» **PROBLEM DESCRIPTION**
Copy out all of the material exactly as presented.

» **RECORDS SHOWN**
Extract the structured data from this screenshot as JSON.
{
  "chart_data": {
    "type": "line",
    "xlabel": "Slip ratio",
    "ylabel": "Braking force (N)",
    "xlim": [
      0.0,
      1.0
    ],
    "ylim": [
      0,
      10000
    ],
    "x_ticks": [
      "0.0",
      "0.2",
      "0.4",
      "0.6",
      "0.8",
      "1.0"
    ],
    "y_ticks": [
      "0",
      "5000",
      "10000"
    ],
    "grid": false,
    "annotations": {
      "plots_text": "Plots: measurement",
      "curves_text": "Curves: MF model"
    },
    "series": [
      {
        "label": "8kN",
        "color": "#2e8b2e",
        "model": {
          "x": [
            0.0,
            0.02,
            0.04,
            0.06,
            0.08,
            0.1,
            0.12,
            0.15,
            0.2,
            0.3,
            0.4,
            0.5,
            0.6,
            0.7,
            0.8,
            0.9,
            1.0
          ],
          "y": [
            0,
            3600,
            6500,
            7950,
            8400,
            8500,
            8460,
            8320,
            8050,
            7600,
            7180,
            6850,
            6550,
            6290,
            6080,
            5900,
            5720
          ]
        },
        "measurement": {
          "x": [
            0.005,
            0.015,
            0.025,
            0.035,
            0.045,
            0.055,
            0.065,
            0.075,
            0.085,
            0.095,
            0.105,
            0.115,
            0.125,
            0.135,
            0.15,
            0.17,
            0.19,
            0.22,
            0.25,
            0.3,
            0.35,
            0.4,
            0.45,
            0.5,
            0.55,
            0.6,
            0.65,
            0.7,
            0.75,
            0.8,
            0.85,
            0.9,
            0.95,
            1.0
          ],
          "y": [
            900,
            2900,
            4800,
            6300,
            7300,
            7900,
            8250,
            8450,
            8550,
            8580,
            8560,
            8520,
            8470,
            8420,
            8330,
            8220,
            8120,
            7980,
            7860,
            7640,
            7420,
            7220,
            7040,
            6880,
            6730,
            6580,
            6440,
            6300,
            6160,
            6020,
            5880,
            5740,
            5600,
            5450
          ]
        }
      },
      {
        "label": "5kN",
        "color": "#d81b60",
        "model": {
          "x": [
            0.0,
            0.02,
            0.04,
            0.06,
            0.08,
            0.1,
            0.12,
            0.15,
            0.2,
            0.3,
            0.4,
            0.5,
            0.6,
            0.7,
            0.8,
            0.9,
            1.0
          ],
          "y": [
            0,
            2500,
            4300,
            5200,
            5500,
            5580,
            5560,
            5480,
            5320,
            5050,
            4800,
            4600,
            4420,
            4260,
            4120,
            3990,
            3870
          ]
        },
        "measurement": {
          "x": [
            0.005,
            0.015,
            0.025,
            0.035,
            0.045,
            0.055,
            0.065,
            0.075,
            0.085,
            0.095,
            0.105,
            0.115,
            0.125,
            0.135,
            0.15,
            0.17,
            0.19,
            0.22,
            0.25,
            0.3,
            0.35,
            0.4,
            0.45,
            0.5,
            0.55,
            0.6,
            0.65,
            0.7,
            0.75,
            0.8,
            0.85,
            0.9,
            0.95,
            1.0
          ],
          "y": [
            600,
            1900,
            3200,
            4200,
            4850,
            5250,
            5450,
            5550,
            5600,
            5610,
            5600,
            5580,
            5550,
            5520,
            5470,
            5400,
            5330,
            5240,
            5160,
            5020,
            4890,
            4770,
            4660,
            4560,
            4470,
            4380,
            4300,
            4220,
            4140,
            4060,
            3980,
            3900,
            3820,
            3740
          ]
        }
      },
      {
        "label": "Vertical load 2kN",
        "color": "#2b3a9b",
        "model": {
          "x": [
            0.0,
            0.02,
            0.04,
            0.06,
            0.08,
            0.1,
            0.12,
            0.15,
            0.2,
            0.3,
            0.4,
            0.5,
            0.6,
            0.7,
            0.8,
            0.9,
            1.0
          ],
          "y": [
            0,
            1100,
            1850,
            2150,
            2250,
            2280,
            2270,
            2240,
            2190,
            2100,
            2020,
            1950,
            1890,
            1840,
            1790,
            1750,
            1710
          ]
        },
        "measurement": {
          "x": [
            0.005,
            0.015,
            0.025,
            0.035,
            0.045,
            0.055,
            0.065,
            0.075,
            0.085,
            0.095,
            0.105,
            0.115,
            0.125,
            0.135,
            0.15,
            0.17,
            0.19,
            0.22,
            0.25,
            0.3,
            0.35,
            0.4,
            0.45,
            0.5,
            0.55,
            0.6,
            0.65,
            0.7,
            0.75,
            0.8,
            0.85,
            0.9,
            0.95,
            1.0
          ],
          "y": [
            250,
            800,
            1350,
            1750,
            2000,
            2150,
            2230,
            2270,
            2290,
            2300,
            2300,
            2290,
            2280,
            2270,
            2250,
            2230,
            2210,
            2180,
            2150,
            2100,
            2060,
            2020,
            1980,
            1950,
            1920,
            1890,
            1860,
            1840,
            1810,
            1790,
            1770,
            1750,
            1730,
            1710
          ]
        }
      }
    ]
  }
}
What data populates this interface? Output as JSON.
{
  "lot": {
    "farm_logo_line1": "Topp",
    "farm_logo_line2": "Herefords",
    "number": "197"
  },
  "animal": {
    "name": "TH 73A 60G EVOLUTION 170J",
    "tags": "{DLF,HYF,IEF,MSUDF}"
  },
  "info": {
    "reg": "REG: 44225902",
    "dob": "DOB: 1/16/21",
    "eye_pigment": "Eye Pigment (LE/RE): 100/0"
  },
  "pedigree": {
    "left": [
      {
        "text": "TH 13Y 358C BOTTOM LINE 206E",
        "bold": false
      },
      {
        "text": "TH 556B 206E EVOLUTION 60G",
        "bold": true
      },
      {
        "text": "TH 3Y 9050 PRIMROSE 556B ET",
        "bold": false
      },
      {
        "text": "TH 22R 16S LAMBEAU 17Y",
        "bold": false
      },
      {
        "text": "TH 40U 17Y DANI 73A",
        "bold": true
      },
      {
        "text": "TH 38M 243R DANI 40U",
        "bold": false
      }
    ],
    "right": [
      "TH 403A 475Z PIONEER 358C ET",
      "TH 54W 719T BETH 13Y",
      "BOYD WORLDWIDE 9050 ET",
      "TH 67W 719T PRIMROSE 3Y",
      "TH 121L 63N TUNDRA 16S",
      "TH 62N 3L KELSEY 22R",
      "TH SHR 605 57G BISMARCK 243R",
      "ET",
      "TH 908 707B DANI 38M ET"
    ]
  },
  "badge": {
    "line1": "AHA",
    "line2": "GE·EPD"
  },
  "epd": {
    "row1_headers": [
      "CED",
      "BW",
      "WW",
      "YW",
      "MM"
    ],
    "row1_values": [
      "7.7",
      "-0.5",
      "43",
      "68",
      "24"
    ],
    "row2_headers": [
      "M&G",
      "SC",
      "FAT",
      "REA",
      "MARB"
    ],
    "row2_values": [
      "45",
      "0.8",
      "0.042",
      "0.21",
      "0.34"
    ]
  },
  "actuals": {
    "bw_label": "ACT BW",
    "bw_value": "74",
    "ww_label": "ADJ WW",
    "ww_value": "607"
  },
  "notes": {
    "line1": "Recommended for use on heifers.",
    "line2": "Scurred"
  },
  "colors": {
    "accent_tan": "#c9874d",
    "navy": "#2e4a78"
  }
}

» **THE REPLY**
Extract the structured data from this screenshot as JSON.
{
  "chart_data": {
    "type": "line",
    "xlabel": "Slip ratio",
    "ylabel": "Braking force (N)",
    "xlim": [
      0.0,
      1.0
    ],
    "ylim": [
      0,
      10000
    ],
    "x_ticks": [
      "0.0",
      "0.2",
      "0.4",
      "0.6",
      "0.8",
      "1.0"
    ],
    "y_ticks": [
      "0",
      "5000",
      "10000"
    ],
    "grid": false,
    "annotations": {
      "plots_text": "Plots: measurement",
      "curves_text": "Curves: MF model"
    },
    "series": [
      {
        "label": "8kN",
        "color": "#2e8b2e",
        "model": {
          "x": [
            0.0,
            0.02,
            0.04,
            0.06,
            0.08,
            0.1,
            0.12,
            0.15,
            0.2,
            0.3,
            0.4,
            0.5,
            0.6,
            0.7,
            0.8,
            0.9,
            1.0
          ],
          "y": [
            0,
            3600,
            6500,
            7950,
            8400,
            8500,
            8460,
            8320,
            8050,
            7600,
            7180,
            6850,
            6550,
            6290,
            6080,
            5900,
            5720
          ]
        },
        "measurement": {
          "x": [
            0.005,
            0.015,
            0.025,
            0.035,
            0.045,
            0.055,
            0.065,
            0.075,
            0.085,
            0.095,
            0.105,
            0.115,
            0.125,
            0.135,
            0.15,
            0.17,
            0.19,
            0.22,
            0.25,
            0.3,
            0.35,
            0.4,
            0.45,
            0.5,
            0.55,
            0.6,
            0.65,
            0.7,
            0.75,
            0.8,
            0.85,
            0.9,
            0.95,
            1.0
          ],
          "y": [
            900,
            2900,
            4800,
            6300,
            7300,
            7900,
            8250,
            8450,
            8550,
            8580,
            8560,
            8520,
            8470,
            8420,
            8330,
            8220,
            8120,
            7980,
            7860,
            7640,
            7420,
            7220,
            7040,
            6880,
            6730,
            6580,
            6440,
            6300,
            6160,
            6020,
            5880,
            5740,
            5600,
            5450
          ]
        }
      },
      {
        "label": "5kN",
        "color": "#d81b60",
        "model": {
          "x": [
            0.0,
            0.02,
            0.04,
            0.06,
            0.08,
            0.1,
            0.12,
            0.15,
            0.2,
            0.3,
            0.4,
            0.5,
            0.6,
            0.7,
            0.8,
            0.9,
            1.0
          ],
          "y": [
            0,
            2500,
            4300,
            5200,
            5500,
            5580,
            5560,
            5480,
            5320,
            5050,
            4800,
            4600,
            4420,
            4260,
            4120,
            3990,
            3870
          ]
        },
        "measurement": {
          "x": [
            0.005,
            0.015,
            0.025,
            0.035,
            0.045,
            0.055,
            0.065,
            0.075,
            0.085,
            0.095,
            0.105,
            0.115,
            0.125,
            0.135,
            0.15,
            0.17,
            0.19,
            0.22,
            0.25,
            0.3,
            0.35,
            0.4,
            0.45,
            0.5,
            0.55,
            0.6,
            0.65,
            0.7,
            0.75,
            0.8,
            0.85,
            0.9,
            0.95,
            1.0
          ],
          "y": [
            600,
            1900,
            3200,
            4200,
            4850,
            5250,
            5450,
            5550,
            5600,
            5610,
            5600,
            5580,
            5550,
            5520,
            5470,
            5400,
            5330,
            5240,
            5160,
            5020,
            4890,
            4770,
            4660,
            4560,
            4470,
            4380,
            4300,
            4220,
            4140,
            4060,
            3980,
            3900,
            3820,
            3740
          ]
        }
      },
      {
        "label": "Vertical load 2kN",
        "color": "#2b3a9b",
        "model": {
          "x": [
            0.0,
            0.02,
            0.04,
            0.06,
            0.08,
            0.1,
            0.12,
            0.15,
            0.2,
            0.3,
            0.4,
            0.5,
            0.6,
            0.7,
            0.8,
            0.9,
            1.0
          ],
          "y": [
            0,
            1100,
            1850,
            2150,
            2250,
            2280,
            2270,
            2240,
            2190,
            2100,
            2020,
            1950,
            1890,
            1840,
            1790,
            1750,
            1710
          ]
        },
        "measurement": {
          "x": [
            0.005,
            0.015,
            0.025,
            0.035,
            0.045,
            0.055,
            0.065,
            0.075,
            0.085,
            0.095,
            0.105,
            0.115,
            0.125,
            0.135,
            0.15,
            0.17,
            0.19,
            0.22,
            0.25,
            0.3,
            0.35,
            0.4,
            0.45,
            0.5,
            0.55,
            0.6,
            0.65,
            0.7,
            0.75,
            0.8,
            0.85,
            0.9,
            0.95,
            1.0
          ],
          "y": [
            250,
            800,
            1350,
            1750,
            2000,
            2150,
            2230,
            2270,
            2290,
            2300,
            2300,
            2290,
            2280,
            2270,
            2250,
            2230,
            2210,
            2180,
            2150,
            2100,
            2060,
            2020,
            1980,
            1950,
            1920,
            1890,
            1860,
            1840,
            1810,
            1790,
            1770,
            1750,
            1730,
            1710
          ]
        }
      }
    ]
  }
}
What data populates this interface? Output as JSON.
{
  "lot": {
    "farm_logo_line1": "Topp",
    "farm_logo_line2": "Herefords",
    "number": "197"
  },
  "animal": {
    "name": "TH 73A 60G EVOLUTION 170J",
    "tags": "{DLF,HYF,IEF,MSUDF}"
  },
  "info": {
    "reg": "REG: 44225902",
    "dob": "DOB: 1/16/21",
    "eye_pigment": "Eye Pigment (LE/RE): 100/0"
  },
  "pedigree": {
    "left": [
      {
        "text": "TH 13Y 358C BOTTOM LINE 206E",
        "bold": false
      },
      {
        "text": "TH 556B 206E EVOLUTION 60G",
        "bold": true
      },
      {
        "text": "TH 3Y 9050 PRIMROSE 556B ET",
        "bold": false
      },
      {
        "text": "TH 22R 16S LAMBEAU 17Y",
        "bold": false
      },
      {
        "text": "TH 40U 17Y DANI 73A",
        "bold": true
      },
      {
        "text": "TH 38M 243R DANI 40U",
        "bold": false
      }
    ],
    "right": [
      "TH 403A 475Z PIONEER 358C ET",
      "TH 54W 719T BETH 13Y",
      "BOYD WORLDWIDE 9050 ET",
      "TH 67W 719T PRIMROSE 3Y",
      "TH 121L 63N TUNDRA 16S",
      "TH 62N 3L KELSEY 22R",
      "TH SHR 605 57G BISMARCK 243R",
      "ET",
      "TH 908 707B DANI 38M ET"
    ]
  },
  "badge": {
    "line1": "AHA",
    "line2": "GE·EPD"
  },
  "epd": {
    "row1_headers": [
      "CED",
      "BW",
      "WW",
      "YW",
      "MM"
    ],
    "row1_values": [
      "7.7",
      "-0.5",
      "43",
      "68",
      "24"
    ],
    "row2_headers": [
      "M&G",
      "SC",
      "FAT",
      "REA",
      "MARB"
    ],
    "row2_values": [
      "45",
      "0.8",
      "0.042",
      "0.21",
      "0.34"
    ]
  },
  "actuals": {
    "bw_label": "ACT BW",
    "bw_value": "74",
    "ww_label": "ADJ WW",
    "ww_value": "607"
  },
  "notes": {
    "line1": "Recommended for use on heifers.",
    "line2": "Scurred"
  },
  "colors": {
    "accent_tan": "#c9874d",
    "navy": "#2e4a78"
  }
}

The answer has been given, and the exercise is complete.